--- start of Data entries ---
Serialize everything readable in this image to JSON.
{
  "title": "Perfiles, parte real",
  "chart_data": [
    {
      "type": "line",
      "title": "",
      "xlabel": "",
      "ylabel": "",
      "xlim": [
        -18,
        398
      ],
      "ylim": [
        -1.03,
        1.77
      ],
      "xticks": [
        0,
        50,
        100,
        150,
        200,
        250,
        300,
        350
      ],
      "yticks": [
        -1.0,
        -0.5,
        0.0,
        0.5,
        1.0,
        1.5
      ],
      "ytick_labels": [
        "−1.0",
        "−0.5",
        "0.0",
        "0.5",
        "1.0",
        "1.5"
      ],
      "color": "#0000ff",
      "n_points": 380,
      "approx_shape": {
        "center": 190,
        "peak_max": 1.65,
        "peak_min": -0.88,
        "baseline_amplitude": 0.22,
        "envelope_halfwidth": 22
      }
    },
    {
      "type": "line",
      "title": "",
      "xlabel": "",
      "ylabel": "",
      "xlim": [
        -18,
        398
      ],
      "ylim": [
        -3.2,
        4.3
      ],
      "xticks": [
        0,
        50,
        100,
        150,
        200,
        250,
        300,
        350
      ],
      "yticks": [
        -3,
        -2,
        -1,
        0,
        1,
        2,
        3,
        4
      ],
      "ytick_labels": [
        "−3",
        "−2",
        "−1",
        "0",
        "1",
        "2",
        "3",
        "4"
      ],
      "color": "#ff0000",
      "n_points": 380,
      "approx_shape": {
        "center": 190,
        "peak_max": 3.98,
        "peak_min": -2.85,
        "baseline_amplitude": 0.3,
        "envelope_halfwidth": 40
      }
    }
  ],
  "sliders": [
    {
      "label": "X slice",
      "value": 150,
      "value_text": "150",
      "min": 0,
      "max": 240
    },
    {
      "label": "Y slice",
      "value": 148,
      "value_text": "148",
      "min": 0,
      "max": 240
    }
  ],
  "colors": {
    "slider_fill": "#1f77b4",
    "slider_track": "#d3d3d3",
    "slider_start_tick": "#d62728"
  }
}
--- end of Data entries ---
* Task statement: Reproduce the entries above exactly.

* Written solution:
Serialize everything readable in this image to JSON.
{
  "title": "Perfiles, parte real",
  "chart_data": [
    {
      "type": "line",
      "title": "",
      "xlabel": "",
      "ylabel": "",
      "xlim": [
        -18,
        398
      ],
      "ylim": [
        -1.03,
        1.77
      ],
      "xticks": [
        0,
        50,
        100,
        150,
        200,
        250,
        300,
        350
      ],
      "yticks": [
        -1.0,
        -0.5,
        0.0,
        0.5,
        1.0,
        1.5
      ],
      "ytick_labels": [
        "−1.0",
        "−0.5",
        "0.0",
        "0.5",
        "1.0",
        "1.5"
      ],
      "color": "#0000ff",
      "n_points": 380,
      "approx_shape": {
        "center": 190,
        "peak_max": 1.65,
        "peak_min": -0.88,
        "baseline_amplitude": 0.22,
        "envelope_halfwidth": 22
      }
    },
    {
      "type": "line",
      "title": "",
      "xlabel": "",
      "ylabel": "",
      "xlim": [
        -18,
        398
      ],
      "ylim": [
        -3.2,
        4.3
      ],
      "xticks": [
        0,
        50,
        100,
        150,
        200,
        250,
        300,
        350
      ],
      "yticks": [
        -3,
        -2,
        -1,
        0,
        1,
        2,
        3,
        4
      ],
      "ytick_labels": [
        "−3",
        "−2",
        "−1",
        "0",
        "1",
        "2",
        "3",
        "4"
      ],
      "color": "#ff0000",
      "n_points": 380,
      "approx_shape": {
        "center": 190,
        "peak_max": 3.98,
        "peak_min": -2.85,
        "baseline_amplitude": 0.3,
        "envelope_halfwidth": 40
      }
    }
  ],
  "sliders": [
    {
      "label": "X slice",
      "value": 150,
      "value_text": "150",
      "min": 0,
      "max": 240
    },
    {
      "label": "Y slice",
      "value": 148,
      "value_text": "148",
      "min": 0,
      "max": 240
    }
  ],
  "colors": {
    "slider_fill": "#1f77b4",
    "slider_track": "#d3d3d3",
    "slider_start_tick": "#d62728"
  }
}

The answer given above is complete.